** Work to do **
Reproduce every entry below precisely; do not include the pictures.

** Collection entries **

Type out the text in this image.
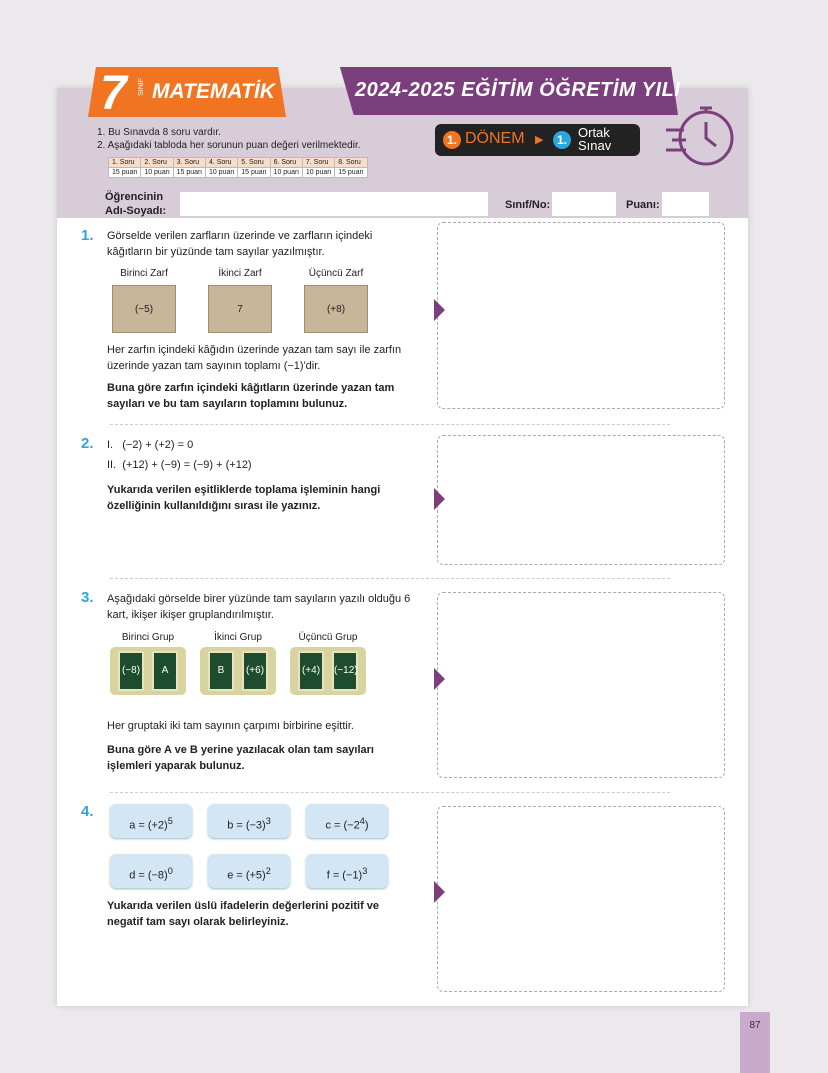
7 SINIF MATEMATİK	2024-2025 EĞİTİM ÖĞRETİM YILI
1. DÖNEM ▶	1. Ortak
Sınav
1. Bu Sınavda 8 soru vardır.
2. Aşağıdaki tabloda her sorunun puan değeri verilmektedir.
1. Soru	2. Soru	3. Soru	4. Soru	5. Soru	6. Soru	7. Soru	8. Soru
15 puan	10 puan	15 puan	10 puan	15 puan	10 puan	10 puan	15 puan
Öğrencinin
Adı-Soyadı:	Sınıf/No:	Puanı:
1. Görselde verilen zarfların üzerinde ve zarfların içindeki kâğıtların bir yüzünde tam sayılar yazılmıştır.
Birinci Zarf
(−5)
İkinci Zarf
7
Üçüncü Zarf
(+8)
Her zarfın içindeki kâğıdın üzerinde yazan tam sayı ile zarfın üzerinde yazan tam sayının toplamı (−1)'dir.
Buna göre zarfın içindeki kâğıtların üzerinde yazan tam sayıları ve bu tam sayıların toplamını bulunuz.
2. I.   (−2) + (+2) = 0
II.  (+12) + (−9) = (−9) + (+12)
Yukarıda verilen eşitliklerde toplama işleminin hangi özelliğinin kullanıldığını sırası ile yazınız.
3. Aşağıdaki görselde birer yüzünde tam sayıların yazılı olduğu 6 kart, ikişer ikişer gruplandırılmıştır.
Birinci Grup
(−8)	A
İkinci Grup
B	(+6)
Üçüncü Grup
(+4)	(−12)
Her gruptaki iki tam sayının çarpımı birbirine eşittir.
Buna göre A ve B yerine yazılacak olan tam sayıları işlemleri yaparak bulunuz.
4.
$a = (+2)^5$	$b = (-3)^3$	$c = (-2^4)$
$d = (-8)^0$	$e = (+5)^2$	$f = (-1)^3$
Yukarıda verilen üslü ifadelerin değerlerini pozitif ve negatif tam sayı olarak belirleyiniz.
87
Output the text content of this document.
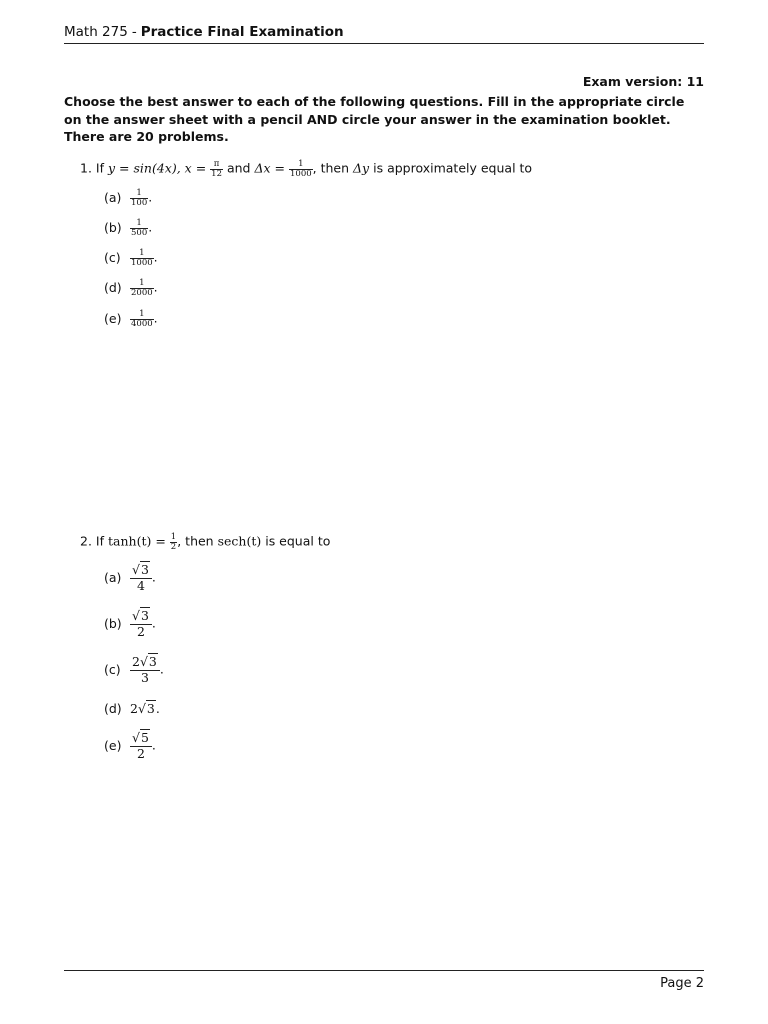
Math 275 - Practice Final Examination
Exam version: 11

Choose the best answer to each of the following questions. Fill in the appropriate circle on the answer sheet with a pencil AND circle your answer in the examination booklet.

There are 20 problems.

1. If y = sin(4x), $x = \frac{\pi}{12}$ and $\Delta x = \frac{1}{1000}$ , then Δy is approximately equal to
$(a) \frac{1}{100}$ .
$(b) \frac{1}{500}$ .
$(c) \frac{1}{1000}$ .
$(d) \frac{1}{2000}$ .
$(e) \frac{1}{4000}$ .
2. If $\tanh(t) = \frac{1}{2}$ , then sech(t) is equal to
$(a) \frac{√3}{4}$ .
$(b) \frac{√3}{2}$ .
$(c) \frac{2√3}{3}$ .
(d) 2√3.
$(e) \frac{√5}{2}$ .
Page 2
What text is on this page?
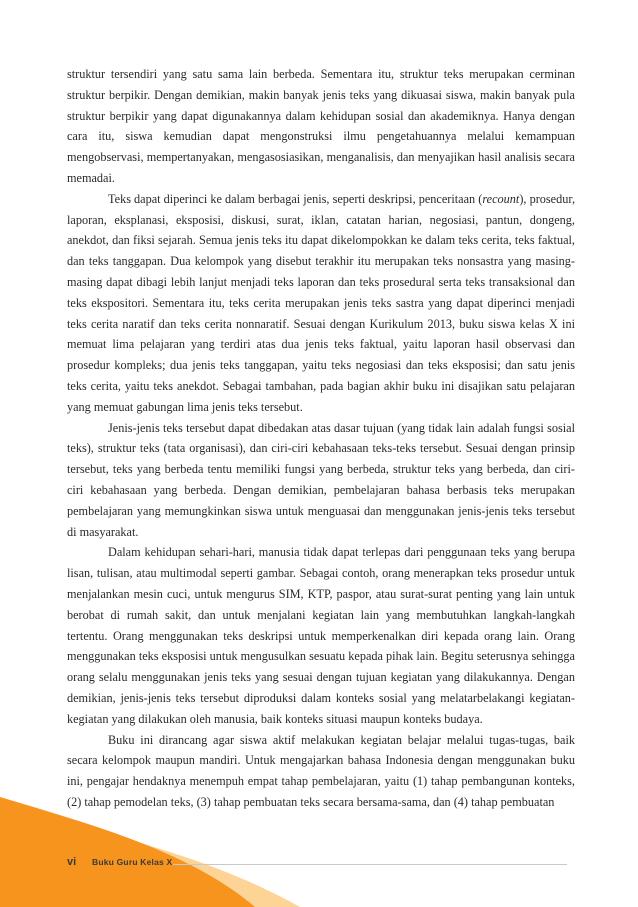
struktur tersendiri yang satu sama lain berbeda. Sementara itu, struktur teks merupakan cerminan struktur berpikir. Dengan demikian, makin banyak jenis teks yang dikuasai siswa, makin banyak pula struktur berpikir yang dapat digunakannya dalam kehidupan sosial dan akademiknya. Hanya dengan cara itu, siswa kemudian dapat mengonstruksi ilmu pengetahuannya melalui kemampuan mengobservasi, mempertanyakan, mengasosiasikan, menganalisis, dan menyajikan hasil analisis secara memadai.

Teks dapat diperinci ke dalam berbagai jenis, seperti deskripsi, penceritaan (recount), prosedur, laporan, eksplanasi, eksposisi, diskusi, surat, iklan, catatan harian, negosiasi, pantun, dongeng, anekdot, dan fiksi sejarah. Semua jenis teks itu dapat dikelompokkan ke dalam teks cerita, teks faktual, dan teks tanggapan. Dua kelompok yang disebut terakhir itu merupakan teks nonsastra yang masing-masing dapat dibagi lebih lanjut menjadi teks laporan dan teks prosedural serta teks transaksional dan teks ekspositori. Sementara itu, teks cerita merupakan jenis teks sastra yang dapat diperinci menjadi teks cerita naratif dan teks cerita nonnaratif. Sesuai dengan Kurikulum 2013, buku siswa kelas X ini memuat lima pelajaran yang terdiri atas dua jenis teks faktual, yaitu laporan hasil observasi dan prosedur kompleks; dua jenis teks tanggapan, yaitu teks negosiasi dan teks eksposisi; dan satu jenis teks cerita, yaitu teks anekdot. Sebagai tambahan, pada bagian akhir buku ini disajikan satu pelajaran yang memuat gabungan lima jenis teks tersebut.

Jenis-jenis teks tersebut dapat dibedakan atas dasar tujuan (yang tidak lain adalah fungsi sosial teks), struktur teks (tata organisasi), dan ciri-ciri kebahasaan teks-teks tersebut. Sesuai dengan prinsip tersebut, teks yang berbeda tentu memiliki fungsi yang berbeda, struktur teks yang berbeda, dan ciri-ciri kebahasaan yang berbeda. Dengan demikian, pembelajaran bahasa berbasis teks merupakan pembelajaran yang memungkinkan siswa untuk menguasai dan menggunakan jenis-jenis teks tersebut di masyarakat.

Dalam kehidupan sehari-hari, manusia tidak dapat terlepas dari penggunaan teks yang berupa lisan, tulisan, atau multimodal seperti gambar. Sebagai contoh, orang menerapkan teks prosedur untuk menjalankan mesin cuci, untuk mengurus SIM, KTP, paspor, atau surat-surat penting yang lain untuk berobat di rumah sakit, dan untuk menjalani kegiatan lain yang membutuhkan langkah-langkah tertentu. Orang menggunakan teks deskripsi untuk memperkenalkan diri kepada orang lain. Orang menggunakan teks eksposisi untuk mengusulkan sesuatu kepada pihak lain. Begitu seterusnya sehingga orang selalu menggunakan jenis teks yang sesuai dengan tujuan kegiatan yang dilakukannya. Dengan demikian, jenis-jenis teks tersebut diproduksi dalam konteks sosial yang melatarbelakangi kegiatan-kegiatan yang dilakukan oleh manusia, baik konteks situasi maupun konteks budaya.

Buku ini dirancang agar siswa aktif melakukan kegiatan belajar melalui tugas-tugas, baik secara kelompok maupun mandiri. Untuk mengajarkan bahasa Indonesia dengan menggunakan buku ini, pengajar hendaknya menempuh empat tahap pembelajaran, yaitu (1) tahap pembangunan konteks, (2) tahap pemodelan teks, (3) tahap pembuatan teks secara bersama-sama, dan (4) tahap pembuatan

vi Buku Guru Kelas X
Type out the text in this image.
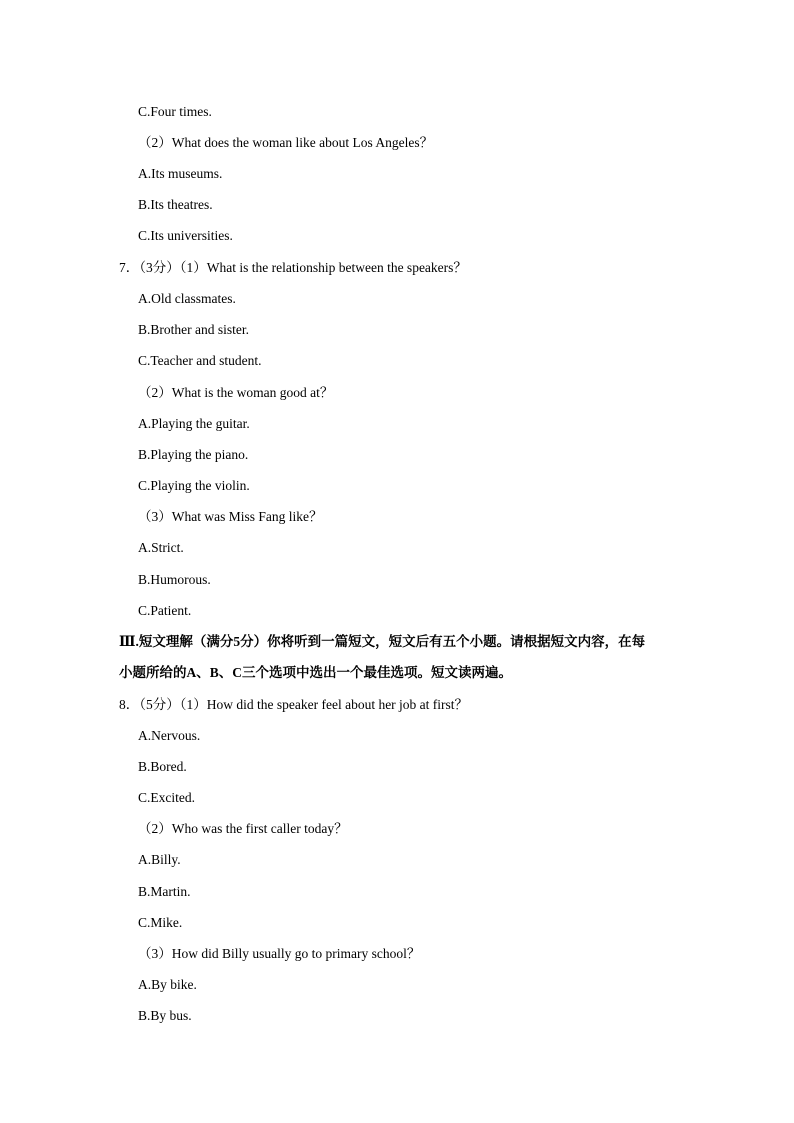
C.Four times.
（2）What does the woman like about Los Angeles？
A.Its museums.
B.Its theatres.
C.Its universities.
7．（3分）（1）What is the relationship between the speakers？
A.Old classmates.
B.Brother and sister.
C.Teacher and student.
（2）What is the woman good at？
A.Playing the guitar.
B.Playing the piano.
C.Playing the violin.
（3）What was Miss Fang like？
A.Strict.
B.Humorous.
C.Patient.
Ⅲ.短文理解（满分5分）你将听到一篇短文，短文后有五个小题。请根据短文内容，在每
小题所给的A、B、C三个选项中选出一个最佳选项。短文读两遍。
8．（5分）（1）How did the speaker feel about her job at first？
A.Nervous.
B.Bored.
C.Excited.
（2）Who was the first caller today？
A.Billy.
B.Martin.
C.Mike.
（3）How did Billy usually go to primary school？
A.By bike.
B.By bus.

** Final answer **
Type out the text in this image.
7 SINIF MATEMATİK	2024-2025 EĞİTİM ÖĞRETİM YILI
1. DÖNEM ▶	1. Ortak
Sınav
1. Bu Sınavda 8 soru vardır.
2. Aşağıdaki tabloda her sorunun puan değeri verilmektedir.
1. Soru	2. Soru	3. Soru	4. Soru	5. Soru	6. Soru	7. Soru	8. Soru
15 puan	10 puan	15 puan	10 puan	15 puan	10 puan	10 puan	15 puan
Öğrencinin
Adı-Soyadı:	Sınıf/No:	Puanı:
1. Görselde verilen zarfların üzerinde ve zarfların içindeki kâğıtların bir yüzünde tam sayılar yazılmıştır.
Birinci Zarf
(−5)
İkinci Zarf
7
Üçüncü Zarf
(+8)
Her zarfın içindeki kâğıdın üzerinde yazan tam sayı ile zarfın üzerinde yazan tam sayının toplamı (−1)'dir.
Buna göre zarfın içindeki kâğıtların üzerinde yazan tam sayıları ve bu tam sayıların toplamını bulunuz.
2. I.   (−2) + (+2) = 0
II.  (+12) + (−9) = (−9) + (+12)
Yukarıda verilen eşitliklerde toplama işleminin hangi özelliğinin kullanıldığını sırası ile yazınız.
3. Aşağıdaki görselde birer yüzünde tam sayıların yazılı olduğu 6 kart, ikişer ikişer gruplandırılmıştır.
Birinci Grup
(−8)	A
İkinci Grup
B	(+6)
Üçüncü Grup
(+4)	(−12)
Her gruptaki iki tam sayının çarpımı birbirine eşittir.
Buna göre A ve B yerine yazılacak olan tam sayıları işlemleri yaparak bulunuz.
4.
$a = (+2)^5$	$b = (-3)^3$	$c = (-2^4)$
$d = (-8)^0$	$e = (+5)^2$	$f = (-1)^3$
Yukarıda verilen üslü ifadelerin değerlerini pozitif ve negatif tam sayı olarak belirleyiniz.
87
Output the text content of this document.
Math 275 - Practice Final Examination
Exam version: 11

Choose the best answer to each of the following questions. Fill in the appropriate circle on the answer sheet with a pencil AND circle your answer in the examination booklet.

There are 20 problems.

1. If y = sin(4x), $x = \frac{\pi}{12}$ and $\Delta x = \frac{1}{1000}$ , then Δy is approximately equal to
$(a) \frac{1}{100}$ .
$(b) \frac{1}{500}$ .
$(c) \frac{1}{1000}$ .
$(d) \frac{1}{2000}$ .
$(e) \frac{1}{4000}$ .
2. If $\tanh(t) = \frac{1}{2}$ , then sech(t) is equal to
$(a) \frac{√3}{4}$ .
$(b) \frac{√3}{2}$ .
$(c) \frac{2√3}{3}$ .
(d) 2√3.
$(e) \frac{√5}{2}$ .
Page 2
What text is on this page?
struktur tersendiri yang satu sama lain berbeda. Sementara itu, struktur teks merupakan cerminan struktur berpikir. Dengan demikian, makin banyak jenis teks yang dikuasai siswa, makin banyak pula struktur berpikir yang dapat digunakannya dalam kehidupan sosial dan akademiknya. Hanya dengan cara itu, siswa kemudian dapat mengonstruksi ilmu pengetahuannya melalui kemampuan mengobservasi, mempertanyakan, mengasosiasikan, menganalisis, dan menyajikan hasil analisis secara memadai.

Teks dapat diperinci ke dalam berbagai jenis, seperti deskripsi, penceritaan (recount), prosedur, laporan, eksplanasi, eksposisi, diskusi, surat, iklan, catatan harian, negosiasi, pantun, dongeng, anekdot, dan fiksi sejarah. Semua jenis teks itu dapat dikelompokkan ke dalam teks cerita, teks faktual, dan teks tanggapan. Dua kelompok yang disebut terakhir itu merupakan teks nonsastra yang masing-masing dapat dibagi lebih lanjut menjadi teks laporan dan teks prosedural serta teks transaksional dan teks ekspositori. Sementara itu, teks cerita merupakan jenis teks sastra yang dapat diperinci menjadi teks cerita naratif dan teks cerita nonnaratif. Sesuai dengan Kurikulum 2013, buku siswa kelas X ini memuat lima pelajaran yang terdiri atas dua jenis teks faktual, yaitu laporan hasil observasi dan prosedur kompleks; dua jenis teks tanggapan, yaitu teks negosiasi dan teks eksposisi; dan satu jenis teks cerita, yaitu teks anekdot. Sebagai tambahan, pada bagian akhir buku ini disajikan satu pelajaran yang memuat gabungan lima jenis teks tersebut.

Jenis-jenis teks tersebut dapat dibedakan atas dasar tujuan (yang tidak lain adalah fungsi sosial teks), struktur teks (tata organisasi), dan ciri-ciri kebahasaan teks-teks tersebut. Sesuai dengan prinsip tersebut, teks yang berbeda tentu memiliki fungsi yang berbeda, struktur teks yang berbeda, dan ciri-ciri kebahasaan yang berbeda. Dengan demikian, pembelajaran bahasa berbasis teks merupakan pembelajaran yang memungkinkan siswa untuk menguasai dan menggunakan jenis-jenis teks tersebut di masyarakat.

Dalam kehidupan sehari-hari, manusia tidak dapat terlepas dari penggunaan teks yang berupa lisan, tulisan, atau multimodal seperti gambar. Sebagai contoh, orang menerapkan teks prosedur untuk menjalankan mesin cuci, untuk mengurus SIM, KTP, paspor, atau surat-surat penting yang lain untuk berobat di rumah sakit, dan untuk menjalani kegiatan lain yang membutuhkan langkah-langkah tertentu. Orang menggunakan teks deskripsi untuk memperkenalkan diri kepada orang lain. Orang menggunakan teks eksposisi untuk mengusulkan sesuatu kepada pihak lain. Begitu seterusnya sehingga orang selalu menggunakan jenis teks yang sesuai dengan tujuan kegiatan yang dilakukannya. Dengan demikian, jenis-jenis teks tersebut diproduksi dalam konteks sosial yang melatarbelakangi kegiatan-kegiatan yang dilakukan oleh manusia, baik konteks situasi maupun konteks budaya.

Buku ini dirancang agar siswa aktif melakukan kegiatan belajar melalui tugas-tugas, baik secara kelompok maupun mandiri. Untuk mengajarkan bahasa Indonesia dengan menggunakan buku ini, pengajar hendaknya menempuh empat tahap pembelajaran, yaitu (1) tahap pembangunan konteks, (2) tahap pemodelan teks, (3) tahap pembuatan teks secara bersama-sama, dan (4) tahap pembuatan

vi Buku Guru Kelas X
Type out the text in this image.
C.Four times.
（2）What does the woman like about Los Angeles？
A.Its museums.
B.Its theatres.
C.Its universities.
7．（3分）（1）What is the relationship between the speakers？
A.Old classmates.
B.Brother and sister.
C.Teacher and student.
（2）What is the woman good at？
A.Playing the guitar.
B.Playing the piano.
C.Playing the violin.
（3）What was Miss Fang like？
A.Strict.
B.Humorous.
C.Patient.
Ⅲ.短文理解（满分5分）你将听到一篇短文，短文后有五个小题。请根据短文内容，在每
小题所给的A、B、C三个选项中选出一个最佳选项。短文读两遍。
8．（5分）（1）How did the speaker feel about her job at first？
A.Nervous.
B.Bored.
C.Excited.
（2）Who was the first caller today？
A.Billy.
B.Martin.
C.Mike.
（3）How did Billy usually go to primary school？
A.By bike.
B.By bus.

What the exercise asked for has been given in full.